Selected text =>
● ● ● ● ● ● ●

The cannabis sector promises incredible future growth, but presently the industry is beset by problem after problem, sending shares of once high-flying stocks crashing back to the ground. And few stocks have been hurt as badly as Canadian medical marijuana company Tilray.
Since October 2018 Tilray shares have declined nearly 90%, falling from October 8, 2018, closing high of $165.64 a share to Thursday’s closing price of $21.86 a share.
Now the company is slated to report third-quarter financial results on November 12, and investors wonder if the stock has bottomed and might be ready to rally again on a strong earnings result.
Certainly, the company is expected to show strong revenue growth, with analysts expecting sales of $50.26 million, or 400% better than the same quarter last year, you might expect Tilray shares to be a strong buy. However the company isn’t profitable yet, and expectations are for a loss of $0.29 a share.

● ● ● ● ● ● ●

Bounding box prediction data:

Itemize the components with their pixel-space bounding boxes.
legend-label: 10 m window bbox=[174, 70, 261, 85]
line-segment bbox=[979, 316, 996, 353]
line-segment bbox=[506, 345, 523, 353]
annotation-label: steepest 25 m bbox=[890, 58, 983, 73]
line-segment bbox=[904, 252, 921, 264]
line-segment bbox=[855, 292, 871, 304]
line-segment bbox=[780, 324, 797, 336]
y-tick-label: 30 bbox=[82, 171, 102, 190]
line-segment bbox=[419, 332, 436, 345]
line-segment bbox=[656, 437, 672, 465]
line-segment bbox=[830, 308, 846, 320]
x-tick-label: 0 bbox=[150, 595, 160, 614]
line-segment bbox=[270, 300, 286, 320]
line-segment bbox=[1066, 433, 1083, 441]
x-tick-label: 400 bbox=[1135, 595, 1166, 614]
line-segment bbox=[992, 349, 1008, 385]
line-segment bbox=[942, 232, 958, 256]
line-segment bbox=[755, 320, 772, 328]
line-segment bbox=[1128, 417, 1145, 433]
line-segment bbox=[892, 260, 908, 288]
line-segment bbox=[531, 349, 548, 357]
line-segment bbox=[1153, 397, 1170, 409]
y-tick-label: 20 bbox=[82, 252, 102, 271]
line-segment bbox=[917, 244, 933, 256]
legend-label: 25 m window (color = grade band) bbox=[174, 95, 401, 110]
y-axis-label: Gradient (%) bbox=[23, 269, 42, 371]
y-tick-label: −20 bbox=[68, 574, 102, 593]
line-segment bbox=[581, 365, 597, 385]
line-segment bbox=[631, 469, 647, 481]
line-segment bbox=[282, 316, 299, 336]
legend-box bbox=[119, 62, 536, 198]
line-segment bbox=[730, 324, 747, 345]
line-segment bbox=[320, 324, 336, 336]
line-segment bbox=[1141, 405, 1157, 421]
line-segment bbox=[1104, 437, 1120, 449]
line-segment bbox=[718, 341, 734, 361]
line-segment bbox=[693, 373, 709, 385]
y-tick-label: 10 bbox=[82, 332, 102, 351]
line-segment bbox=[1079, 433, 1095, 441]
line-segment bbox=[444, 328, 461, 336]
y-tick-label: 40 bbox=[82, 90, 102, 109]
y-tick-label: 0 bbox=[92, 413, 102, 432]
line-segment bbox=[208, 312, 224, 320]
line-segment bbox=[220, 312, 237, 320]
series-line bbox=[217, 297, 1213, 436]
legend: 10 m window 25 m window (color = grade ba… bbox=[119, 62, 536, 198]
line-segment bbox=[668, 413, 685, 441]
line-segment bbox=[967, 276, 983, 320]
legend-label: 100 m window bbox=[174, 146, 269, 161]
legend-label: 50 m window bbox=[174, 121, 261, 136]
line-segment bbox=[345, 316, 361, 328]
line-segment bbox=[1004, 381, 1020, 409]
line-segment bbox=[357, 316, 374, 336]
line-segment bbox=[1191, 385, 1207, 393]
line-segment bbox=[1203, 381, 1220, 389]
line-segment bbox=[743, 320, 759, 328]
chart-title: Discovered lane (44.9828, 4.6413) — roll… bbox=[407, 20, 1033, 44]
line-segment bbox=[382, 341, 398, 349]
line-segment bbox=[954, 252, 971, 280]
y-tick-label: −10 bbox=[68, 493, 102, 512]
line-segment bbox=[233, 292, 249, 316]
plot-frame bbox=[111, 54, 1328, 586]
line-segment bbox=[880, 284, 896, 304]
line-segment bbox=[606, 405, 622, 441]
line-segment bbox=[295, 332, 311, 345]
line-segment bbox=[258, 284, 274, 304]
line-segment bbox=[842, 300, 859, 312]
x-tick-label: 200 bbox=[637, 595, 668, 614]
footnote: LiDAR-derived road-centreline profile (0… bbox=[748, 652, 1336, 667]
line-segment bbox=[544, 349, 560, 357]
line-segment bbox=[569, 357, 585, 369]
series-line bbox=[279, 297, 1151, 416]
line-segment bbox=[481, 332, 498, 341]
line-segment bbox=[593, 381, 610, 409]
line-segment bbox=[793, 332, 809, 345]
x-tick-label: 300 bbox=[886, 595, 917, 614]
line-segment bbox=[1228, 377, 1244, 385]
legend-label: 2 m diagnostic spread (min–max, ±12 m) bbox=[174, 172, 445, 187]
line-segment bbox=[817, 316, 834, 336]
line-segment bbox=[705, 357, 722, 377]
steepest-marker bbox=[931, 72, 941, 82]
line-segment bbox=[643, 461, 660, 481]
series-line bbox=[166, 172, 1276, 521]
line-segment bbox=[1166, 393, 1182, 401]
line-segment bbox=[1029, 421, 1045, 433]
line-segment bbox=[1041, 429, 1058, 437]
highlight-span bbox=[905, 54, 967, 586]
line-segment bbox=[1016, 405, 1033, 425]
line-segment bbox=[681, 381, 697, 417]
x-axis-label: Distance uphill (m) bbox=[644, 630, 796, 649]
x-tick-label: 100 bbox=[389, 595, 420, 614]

● ● ● ● ● ● ●

Study questions =>
1 > Reproduce the passage on Tilray shares word for word, starting at "The cannabis sector" and ending at "marijuana company Tilray.".
2 > Extend the passage on Tilray shares by writing what comes next after its final sentence.
The rows are not needed for this work.

Results by task =>
1 >
The cannabis sector promises incredible future growth, but presently the industry is beset by problem after problem, sending shares of once high-flying stocks crashing back to the ground. And few stocks have been hurt as badly as Canadian medical marijuana company Tilray.

2 >
Even if Tilray can post a smaller loss or greater revenues, there are still the industry-wide problems to weigh on investor sentiment and the stock price.
There could be some hope for the stock based on positive management guidance though. One development that could help is the $100 million partnership with Anheuser Busch for the sale of CBD-infused non-alcoholic beverages, due to launch by the end of 2019. Another potential positive comes from the October 24 opening of Canadian sales of edibles and vaping products. Both could not only have a positive impact on revenues and profits but also on the oversupply issue.